** Opening The data block **

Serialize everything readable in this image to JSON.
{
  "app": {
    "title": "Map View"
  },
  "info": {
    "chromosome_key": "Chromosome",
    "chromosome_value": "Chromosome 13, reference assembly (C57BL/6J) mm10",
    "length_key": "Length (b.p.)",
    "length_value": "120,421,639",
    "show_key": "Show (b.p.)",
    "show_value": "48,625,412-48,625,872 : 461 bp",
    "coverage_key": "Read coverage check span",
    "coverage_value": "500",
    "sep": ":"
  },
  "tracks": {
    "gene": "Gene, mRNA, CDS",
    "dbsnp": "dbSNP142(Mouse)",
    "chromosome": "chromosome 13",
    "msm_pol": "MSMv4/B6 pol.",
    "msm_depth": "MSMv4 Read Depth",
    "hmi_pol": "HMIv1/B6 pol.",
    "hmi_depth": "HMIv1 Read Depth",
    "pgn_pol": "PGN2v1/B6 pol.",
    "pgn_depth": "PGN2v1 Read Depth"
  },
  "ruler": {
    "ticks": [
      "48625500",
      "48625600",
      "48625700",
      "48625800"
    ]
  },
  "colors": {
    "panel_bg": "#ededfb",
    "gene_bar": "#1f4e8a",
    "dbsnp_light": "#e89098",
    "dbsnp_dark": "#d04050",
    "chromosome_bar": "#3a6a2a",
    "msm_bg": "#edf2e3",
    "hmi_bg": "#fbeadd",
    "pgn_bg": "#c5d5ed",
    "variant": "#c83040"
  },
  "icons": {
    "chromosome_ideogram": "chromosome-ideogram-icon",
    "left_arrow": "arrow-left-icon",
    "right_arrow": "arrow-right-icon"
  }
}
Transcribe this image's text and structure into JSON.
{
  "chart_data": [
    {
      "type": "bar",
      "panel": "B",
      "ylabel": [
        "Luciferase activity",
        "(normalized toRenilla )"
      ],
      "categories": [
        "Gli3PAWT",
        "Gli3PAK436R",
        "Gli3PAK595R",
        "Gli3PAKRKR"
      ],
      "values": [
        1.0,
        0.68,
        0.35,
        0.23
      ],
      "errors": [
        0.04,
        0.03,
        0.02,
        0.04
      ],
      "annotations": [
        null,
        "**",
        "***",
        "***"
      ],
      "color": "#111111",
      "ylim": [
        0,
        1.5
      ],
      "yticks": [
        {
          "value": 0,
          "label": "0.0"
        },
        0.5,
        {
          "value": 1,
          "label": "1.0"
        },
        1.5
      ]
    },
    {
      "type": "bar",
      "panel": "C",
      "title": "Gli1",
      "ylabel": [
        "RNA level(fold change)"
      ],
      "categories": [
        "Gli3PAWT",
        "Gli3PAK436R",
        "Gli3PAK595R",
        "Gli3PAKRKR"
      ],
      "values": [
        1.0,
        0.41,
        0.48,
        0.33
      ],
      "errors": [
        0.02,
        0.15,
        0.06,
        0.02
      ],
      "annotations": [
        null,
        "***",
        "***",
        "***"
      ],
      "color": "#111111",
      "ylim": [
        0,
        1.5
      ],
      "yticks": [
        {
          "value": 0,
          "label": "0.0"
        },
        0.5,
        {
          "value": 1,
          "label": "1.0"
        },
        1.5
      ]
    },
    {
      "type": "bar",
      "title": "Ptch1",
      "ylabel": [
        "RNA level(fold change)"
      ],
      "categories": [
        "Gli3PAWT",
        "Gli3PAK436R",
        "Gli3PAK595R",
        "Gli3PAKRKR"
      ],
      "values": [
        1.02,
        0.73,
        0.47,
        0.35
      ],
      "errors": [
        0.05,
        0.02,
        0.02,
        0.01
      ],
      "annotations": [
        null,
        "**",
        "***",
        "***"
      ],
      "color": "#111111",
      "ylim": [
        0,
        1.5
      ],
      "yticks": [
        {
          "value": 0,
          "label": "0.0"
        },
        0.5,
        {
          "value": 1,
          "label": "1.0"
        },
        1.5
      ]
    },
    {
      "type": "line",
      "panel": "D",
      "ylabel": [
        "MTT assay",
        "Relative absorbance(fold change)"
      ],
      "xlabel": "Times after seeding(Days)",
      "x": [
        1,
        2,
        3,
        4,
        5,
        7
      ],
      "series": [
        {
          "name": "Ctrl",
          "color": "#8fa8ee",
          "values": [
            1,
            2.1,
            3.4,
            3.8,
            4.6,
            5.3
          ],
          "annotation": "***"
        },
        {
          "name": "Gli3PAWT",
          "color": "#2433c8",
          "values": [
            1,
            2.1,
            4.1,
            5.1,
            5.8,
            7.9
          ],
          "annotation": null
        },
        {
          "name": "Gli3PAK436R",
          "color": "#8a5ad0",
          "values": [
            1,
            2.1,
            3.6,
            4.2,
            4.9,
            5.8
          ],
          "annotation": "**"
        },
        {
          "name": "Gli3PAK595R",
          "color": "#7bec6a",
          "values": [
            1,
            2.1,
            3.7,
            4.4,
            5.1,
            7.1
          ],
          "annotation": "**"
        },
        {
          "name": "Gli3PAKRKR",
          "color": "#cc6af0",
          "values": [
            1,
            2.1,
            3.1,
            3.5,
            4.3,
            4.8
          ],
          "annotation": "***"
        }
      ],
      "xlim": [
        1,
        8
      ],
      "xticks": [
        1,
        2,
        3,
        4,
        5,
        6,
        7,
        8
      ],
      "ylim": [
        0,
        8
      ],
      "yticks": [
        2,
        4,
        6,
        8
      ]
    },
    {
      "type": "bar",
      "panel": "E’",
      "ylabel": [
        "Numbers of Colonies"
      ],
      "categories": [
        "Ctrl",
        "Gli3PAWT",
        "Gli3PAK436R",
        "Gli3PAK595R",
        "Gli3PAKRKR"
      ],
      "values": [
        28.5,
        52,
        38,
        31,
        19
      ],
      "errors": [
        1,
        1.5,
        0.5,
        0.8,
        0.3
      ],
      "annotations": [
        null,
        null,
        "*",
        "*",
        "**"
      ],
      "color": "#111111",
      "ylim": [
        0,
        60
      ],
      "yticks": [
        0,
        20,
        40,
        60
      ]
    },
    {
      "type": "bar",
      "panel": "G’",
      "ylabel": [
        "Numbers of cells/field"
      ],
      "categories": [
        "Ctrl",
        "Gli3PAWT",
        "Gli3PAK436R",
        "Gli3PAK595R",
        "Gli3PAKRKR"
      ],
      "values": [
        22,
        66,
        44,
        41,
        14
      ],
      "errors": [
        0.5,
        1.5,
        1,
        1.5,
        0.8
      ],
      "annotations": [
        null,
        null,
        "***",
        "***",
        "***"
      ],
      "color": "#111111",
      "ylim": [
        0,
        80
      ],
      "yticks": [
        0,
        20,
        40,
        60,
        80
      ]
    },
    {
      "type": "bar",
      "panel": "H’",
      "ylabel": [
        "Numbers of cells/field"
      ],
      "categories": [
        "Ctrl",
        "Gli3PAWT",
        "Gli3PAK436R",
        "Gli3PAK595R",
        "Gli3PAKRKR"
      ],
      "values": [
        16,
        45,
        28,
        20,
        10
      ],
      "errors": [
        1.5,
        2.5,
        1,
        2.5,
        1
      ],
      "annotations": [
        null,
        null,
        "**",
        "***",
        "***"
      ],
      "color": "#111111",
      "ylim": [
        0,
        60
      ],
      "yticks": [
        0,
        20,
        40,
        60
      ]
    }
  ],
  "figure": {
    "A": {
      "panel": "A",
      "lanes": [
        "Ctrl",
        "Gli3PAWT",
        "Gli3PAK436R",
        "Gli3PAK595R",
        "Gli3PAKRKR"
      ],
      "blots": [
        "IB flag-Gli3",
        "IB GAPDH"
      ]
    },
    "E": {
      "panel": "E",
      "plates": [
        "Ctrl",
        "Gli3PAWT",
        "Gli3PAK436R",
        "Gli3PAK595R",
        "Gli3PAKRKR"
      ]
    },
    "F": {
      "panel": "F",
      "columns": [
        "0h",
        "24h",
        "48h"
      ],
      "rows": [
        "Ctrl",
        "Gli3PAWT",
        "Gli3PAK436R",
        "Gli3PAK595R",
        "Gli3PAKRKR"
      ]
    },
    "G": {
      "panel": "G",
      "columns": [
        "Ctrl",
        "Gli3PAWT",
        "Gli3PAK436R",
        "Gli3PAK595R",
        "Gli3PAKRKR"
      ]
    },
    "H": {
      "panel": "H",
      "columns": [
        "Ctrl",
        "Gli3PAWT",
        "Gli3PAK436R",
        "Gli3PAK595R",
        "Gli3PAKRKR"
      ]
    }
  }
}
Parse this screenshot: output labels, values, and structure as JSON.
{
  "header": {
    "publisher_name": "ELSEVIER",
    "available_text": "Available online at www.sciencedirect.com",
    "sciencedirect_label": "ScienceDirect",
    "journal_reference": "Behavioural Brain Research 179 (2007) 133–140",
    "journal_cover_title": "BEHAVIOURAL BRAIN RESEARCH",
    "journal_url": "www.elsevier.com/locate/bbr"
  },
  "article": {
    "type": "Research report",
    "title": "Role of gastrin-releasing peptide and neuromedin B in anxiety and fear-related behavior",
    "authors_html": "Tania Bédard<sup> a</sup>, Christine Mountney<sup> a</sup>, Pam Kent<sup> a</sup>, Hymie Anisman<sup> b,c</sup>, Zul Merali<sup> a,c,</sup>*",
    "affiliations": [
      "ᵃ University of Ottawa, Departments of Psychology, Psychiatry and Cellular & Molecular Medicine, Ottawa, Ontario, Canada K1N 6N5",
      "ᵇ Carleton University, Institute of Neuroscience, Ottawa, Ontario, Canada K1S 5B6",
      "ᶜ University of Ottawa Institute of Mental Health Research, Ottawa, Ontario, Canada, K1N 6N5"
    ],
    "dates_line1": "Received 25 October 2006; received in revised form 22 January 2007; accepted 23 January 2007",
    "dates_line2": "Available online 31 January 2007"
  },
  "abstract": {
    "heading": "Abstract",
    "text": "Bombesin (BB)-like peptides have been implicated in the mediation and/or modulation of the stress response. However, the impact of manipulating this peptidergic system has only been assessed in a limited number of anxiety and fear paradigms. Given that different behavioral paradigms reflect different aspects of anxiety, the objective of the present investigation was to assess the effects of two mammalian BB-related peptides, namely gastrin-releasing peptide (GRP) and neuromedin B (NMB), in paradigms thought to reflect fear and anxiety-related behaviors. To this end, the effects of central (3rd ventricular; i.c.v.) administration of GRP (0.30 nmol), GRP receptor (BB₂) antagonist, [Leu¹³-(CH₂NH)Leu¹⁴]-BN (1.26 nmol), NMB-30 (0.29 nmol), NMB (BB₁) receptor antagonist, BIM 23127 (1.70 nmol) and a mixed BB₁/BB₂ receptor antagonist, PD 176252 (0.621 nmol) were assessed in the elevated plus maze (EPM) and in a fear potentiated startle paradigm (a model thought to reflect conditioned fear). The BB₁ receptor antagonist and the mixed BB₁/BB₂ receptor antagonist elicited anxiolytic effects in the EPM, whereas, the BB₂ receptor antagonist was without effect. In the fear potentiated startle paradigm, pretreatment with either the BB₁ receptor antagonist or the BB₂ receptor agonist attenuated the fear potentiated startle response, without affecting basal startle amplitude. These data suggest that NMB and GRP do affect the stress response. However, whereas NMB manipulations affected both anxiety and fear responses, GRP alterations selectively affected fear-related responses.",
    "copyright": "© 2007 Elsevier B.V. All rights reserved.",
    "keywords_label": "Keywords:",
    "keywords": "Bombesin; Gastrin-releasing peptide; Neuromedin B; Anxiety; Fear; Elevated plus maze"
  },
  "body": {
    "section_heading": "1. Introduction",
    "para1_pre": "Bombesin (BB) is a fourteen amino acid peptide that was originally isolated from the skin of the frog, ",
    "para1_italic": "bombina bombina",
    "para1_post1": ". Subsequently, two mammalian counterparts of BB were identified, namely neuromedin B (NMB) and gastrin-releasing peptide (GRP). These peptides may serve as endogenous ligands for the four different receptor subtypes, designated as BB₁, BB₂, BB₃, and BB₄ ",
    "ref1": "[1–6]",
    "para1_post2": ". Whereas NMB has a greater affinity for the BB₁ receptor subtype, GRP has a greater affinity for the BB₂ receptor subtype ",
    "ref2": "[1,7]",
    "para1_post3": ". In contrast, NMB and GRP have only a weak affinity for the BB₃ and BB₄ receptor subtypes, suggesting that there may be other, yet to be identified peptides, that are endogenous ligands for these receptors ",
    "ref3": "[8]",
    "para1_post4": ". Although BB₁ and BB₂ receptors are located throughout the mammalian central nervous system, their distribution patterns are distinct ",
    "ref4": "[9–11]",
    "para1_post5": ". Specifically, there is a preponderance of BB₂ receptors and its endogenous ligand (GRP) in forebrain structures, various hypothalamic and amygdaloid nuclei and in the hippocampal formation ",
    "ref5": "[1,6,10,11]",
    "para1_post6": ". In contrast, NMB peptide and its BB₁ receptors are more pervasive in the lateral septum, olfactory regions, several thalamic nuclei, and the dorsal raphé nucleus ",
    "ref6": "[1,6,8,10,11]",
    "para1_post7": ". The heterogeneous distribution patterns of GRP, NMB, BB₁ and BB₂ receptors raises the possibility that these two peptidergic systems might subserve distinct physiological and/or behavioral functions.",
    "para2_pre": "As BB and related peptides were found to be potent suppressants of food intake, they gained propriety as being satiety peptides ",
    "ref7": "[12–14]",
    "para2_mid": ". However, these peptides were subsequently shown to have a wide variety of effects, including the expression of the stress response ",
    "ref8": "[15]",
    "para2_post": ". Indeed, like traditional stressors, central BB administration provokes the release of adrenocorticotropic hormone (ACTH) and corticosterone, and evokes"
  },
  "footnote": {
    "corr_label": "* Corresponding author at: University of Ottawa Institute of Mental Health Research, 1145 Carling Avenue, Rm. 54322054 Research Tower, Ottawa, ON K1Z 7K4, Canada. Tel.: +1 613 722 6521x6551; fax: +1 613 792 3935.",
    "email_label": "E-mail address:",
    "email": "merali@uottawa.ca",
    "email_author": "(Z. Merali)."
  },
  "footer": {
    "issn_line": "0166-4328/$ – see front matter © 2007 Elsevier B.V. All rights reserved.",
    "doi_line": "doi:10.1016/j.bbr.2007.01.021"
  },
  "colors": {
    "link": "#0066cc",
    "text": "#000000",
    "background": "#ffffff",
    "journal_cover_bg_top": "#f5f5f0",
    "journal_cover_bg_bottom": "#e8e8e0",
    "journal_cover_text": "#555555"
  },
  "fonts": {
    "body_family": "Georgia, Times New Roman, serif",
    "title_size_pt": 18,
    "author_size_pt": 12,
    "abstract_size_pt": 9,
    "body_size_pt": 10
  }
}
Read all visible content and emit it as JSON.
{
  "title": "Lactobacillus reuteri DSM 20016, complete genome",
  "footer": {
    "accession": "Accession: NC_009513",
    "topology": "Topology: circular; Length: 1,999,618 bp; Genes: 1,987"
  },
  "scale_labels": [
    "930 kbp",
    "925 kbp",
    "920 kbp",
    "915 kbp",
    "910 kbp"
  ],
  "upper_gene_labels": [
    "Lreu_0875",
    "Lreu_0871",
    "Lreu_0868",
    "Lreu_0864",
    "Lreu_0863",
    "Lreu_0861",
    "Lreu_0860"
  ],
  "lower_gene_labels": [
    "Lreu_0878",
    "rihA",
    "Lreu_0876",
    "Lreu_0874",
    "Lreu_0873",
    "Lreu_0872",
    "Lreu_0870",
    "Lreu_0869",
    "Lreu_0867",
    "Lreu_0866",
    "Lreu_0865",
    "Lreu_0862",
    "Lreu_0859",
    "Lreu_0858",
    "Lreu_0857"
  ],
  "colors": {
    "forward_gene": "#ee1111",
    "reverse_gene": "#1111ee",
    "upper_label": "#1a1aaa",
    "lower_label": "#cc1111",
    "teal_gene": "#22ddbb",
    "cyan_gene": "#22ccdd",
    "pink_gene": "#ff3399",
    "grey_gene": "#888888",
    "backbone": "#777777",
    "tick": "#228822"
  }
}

** Closing The data block **

## [Work request]
In the records above, find each line with the word "Canada" and copy it.

## [Exercise result]
      "ᵃ University of Ottawa, Departments of Psychology, Psychiatry and Cellular & Molecular Medicine, Ottawa, Ontario, Canada K1N 6N5",
      "ᵇ Carleton University, Institute of Neuroscience, Ottawa, Ontario, Canada K1S 5B6",
      "ᶜ University of Ottawa Institute of Mental Health Research, Ottawa, Ontario, Canada, K1N 6N5"
    "corr_label": "* Corresponding author at: University of Ottawa Institute of Mental Health Research, 1145 Carling Avenue, Rm. 54322054 Research Tower, Ottawa, ON K1Z 7K4, Canada. Tel.: +1 613 722 6521x6551; fax: +1 613 792 3935.",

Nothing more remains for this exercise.